Copy each line where the word "JSON" occurs.

— begin —

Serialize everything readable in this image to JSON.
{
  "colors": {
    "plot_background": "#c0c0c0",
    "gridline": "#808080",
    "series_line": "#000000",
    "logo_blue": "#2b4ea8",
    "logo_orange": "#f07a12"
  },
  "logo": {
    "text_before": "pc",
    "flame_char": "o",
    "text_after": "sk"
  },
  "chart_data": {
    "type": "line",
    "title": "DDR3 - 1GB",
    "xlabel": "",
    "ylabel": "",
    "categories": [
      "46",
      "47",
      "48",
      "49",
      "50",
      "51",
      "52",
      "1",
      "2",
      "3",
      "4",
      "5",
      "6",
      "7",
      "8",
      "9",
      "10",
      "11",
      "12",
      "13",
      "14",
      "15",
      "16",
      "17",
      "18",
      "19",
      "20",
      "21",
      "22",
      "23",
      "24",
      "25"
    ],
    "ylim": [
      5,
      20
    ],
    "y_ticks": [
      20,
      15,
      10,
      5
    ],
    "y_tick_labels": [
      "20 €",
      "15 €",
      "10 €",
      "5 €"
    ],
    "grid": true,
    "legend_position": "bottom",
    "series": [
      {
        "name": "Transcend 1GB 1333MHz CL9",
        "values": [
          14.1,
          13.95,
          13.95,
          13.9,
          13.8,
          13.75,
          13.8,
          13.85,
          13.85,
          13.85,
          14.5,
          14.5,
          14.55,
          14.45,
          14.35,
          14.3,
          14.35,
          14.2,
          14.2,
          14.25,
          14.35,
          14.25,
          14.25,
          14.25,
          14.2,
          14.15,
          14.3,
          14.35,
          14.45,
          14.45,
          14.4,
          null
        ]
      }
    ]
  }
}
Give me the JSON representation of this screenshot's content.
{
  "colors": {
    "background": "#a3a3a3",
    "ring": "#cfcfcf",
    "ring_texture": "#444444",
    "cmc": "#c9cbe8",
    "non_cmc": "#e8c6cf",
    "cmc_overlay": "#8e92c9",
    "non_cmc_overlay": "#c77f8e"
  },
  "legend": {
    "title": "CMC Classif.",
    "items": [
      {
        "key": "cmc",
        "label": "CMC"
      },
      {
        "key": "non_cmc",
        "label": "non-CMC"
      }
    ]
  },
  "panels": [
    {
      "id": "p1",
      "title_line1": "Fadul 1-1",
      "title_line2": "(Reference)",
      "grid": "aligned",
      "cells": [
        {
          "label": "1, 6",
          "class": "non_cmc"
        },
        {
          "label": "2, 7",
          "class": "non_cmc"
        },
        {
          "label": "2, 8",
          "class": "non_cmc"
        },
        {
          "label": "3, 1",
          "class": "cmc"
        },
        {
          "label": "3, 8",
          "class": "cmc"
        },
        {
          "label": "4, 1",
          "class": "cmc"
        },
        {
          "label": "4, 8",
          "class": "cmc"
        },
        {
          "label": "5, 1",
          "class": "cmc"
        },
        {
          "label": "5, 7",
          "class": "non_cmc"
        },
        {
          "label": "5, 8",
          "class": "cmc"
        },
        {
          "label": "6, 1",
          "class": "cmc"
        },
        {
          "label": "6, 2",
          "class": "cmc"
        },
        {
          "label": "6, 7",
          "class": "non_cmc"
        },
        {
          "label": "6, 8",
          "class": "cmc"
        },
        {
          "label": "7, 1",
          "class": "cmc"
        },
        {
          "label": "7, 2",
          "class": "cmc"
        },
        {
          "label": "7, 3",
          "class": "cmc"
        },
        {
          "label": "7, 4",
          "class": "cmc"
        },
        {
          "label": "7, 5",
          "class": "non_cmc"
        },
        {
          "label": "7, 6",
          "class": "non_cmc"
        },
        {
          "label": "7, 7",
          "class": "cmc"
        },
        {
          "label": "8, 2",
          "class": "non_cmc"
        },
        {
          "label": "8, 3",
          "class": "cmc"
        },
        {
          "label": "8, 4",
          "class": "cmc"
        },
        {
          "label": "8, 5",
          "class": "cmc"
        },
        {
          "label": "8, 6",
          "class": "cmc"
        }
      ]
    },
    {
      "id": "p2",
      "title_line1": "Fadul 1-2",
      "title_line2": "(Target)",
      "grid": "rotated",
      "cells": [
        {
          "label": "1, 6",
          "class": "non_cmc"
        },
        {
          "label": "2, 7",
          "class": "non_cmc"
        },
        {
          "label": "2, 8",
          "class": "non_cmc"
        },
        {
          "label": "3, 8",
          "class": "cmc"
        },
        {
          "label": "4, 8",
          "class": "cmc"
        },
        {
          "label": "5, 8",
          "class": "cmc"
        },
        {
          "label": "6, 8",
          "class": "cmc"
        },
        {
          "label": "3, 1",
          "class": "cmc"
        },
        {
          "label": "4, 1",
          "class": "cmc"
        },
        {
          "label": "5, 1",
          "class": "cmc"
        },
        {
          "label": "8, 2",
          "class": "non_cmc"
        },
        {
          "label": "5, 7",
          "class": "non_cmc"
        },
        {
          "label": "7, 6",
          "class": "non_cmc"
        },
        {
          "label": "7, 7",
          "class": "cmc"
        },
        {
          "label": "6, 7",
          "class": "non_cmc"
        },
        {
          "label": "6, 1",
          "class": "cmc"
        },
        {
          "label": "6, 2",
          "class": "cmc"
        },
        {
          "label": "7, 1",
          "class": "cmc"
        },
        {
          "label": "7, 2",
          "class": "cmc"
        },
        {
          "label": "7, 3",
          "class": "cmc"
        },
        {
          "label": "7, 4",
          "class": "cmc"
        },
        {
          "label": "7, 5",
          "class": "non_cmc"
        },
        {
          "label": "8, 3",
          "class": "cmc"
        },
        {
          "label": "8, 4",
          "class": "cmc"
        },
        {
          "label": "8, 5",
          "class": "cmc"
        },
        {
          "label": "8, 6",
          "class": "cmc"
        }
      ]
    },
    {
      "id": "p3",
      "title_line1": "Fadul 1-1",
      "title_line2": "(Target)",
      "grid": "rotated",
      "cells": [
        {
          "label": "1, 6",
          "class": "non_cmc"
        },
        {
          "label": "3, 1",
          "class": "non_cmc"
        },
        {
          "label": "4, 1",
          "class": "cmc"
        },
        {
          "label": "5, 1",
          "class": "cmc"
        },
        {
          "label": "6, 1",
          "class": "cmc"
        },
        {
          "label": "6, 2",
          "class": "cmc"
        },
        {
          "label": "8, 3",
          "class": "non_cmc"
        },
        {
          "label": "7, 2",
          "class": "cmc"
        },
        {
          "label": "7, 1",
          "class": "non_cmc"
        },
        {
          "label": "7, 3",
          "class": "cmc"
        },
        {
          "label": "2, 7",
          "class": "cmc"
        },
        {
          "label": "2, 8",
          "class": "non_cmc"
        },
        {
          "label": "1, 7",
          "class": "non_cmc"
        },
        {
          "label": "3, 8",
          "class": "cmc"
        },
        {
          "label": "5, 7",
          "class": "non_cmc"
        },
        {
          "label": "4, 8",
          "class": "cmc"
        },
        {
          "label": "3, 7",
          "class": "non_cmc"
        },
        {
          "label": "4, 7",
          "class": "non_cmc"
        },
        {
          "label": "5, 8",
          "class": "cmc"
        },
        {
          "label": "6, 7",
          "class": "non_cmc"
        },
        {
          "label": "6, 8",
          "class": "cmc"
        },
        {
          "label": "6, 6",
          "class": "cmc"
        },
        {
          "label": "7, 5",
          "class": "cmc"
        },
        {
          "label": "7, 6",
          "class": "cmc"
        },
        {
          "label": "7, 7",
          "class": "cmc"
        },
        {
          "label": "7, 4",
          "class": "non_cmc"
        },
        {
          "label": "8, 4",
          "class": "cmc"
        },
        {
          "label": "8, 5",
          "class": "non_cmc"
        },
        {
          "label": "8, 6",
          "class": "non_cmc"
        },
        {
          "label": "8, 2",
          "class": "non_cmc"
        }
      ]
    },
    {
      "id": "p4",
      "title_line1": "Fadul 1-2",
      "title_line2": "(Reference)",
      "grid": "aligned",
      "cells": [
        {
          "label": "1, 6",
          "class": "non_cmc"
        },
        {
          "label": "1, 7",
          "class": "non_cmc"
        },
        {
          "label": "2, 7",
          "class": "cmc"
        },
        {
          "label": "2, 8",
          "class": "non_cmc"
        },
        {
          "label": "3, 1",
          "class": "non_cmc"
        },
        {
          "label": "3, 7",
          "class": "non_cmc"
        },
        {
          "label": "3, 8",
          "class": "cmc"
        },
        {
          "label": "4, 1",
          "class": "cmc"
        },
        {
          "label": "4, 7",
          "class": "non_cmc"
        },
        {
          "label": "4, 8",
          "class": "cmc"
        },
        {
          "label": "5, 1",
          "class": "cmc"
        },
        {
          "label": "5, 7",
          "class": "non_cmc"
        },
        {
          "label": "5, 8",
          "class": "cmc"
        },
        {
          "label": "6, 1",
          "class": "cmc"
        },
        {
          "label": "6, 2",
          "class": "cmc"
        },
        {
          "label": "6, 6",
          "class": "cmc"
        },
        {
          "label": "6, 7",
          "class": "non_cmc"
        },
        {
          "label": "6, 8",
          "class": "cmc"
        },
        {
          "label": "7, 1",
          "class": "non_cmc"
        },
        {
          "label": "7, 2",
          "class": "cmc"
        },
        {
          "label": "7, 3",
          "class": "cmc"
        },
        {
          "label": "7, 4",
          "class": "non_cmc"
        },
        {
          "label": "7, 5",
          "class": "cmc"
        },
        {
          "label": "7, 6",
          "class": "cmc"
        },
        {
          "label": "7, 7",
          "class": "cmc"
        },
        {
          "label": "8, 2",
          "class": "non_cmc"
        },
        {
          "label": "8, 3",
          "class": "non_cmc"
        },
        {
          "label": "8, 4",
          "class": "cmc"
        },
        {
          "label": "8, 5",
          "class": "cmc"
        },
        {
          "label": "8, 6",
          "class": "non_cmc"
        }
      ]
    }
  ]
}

— end —

Exercise response
Serialize everything readable in this image to JSON.
Give me the JSON representation of this screenshot's content.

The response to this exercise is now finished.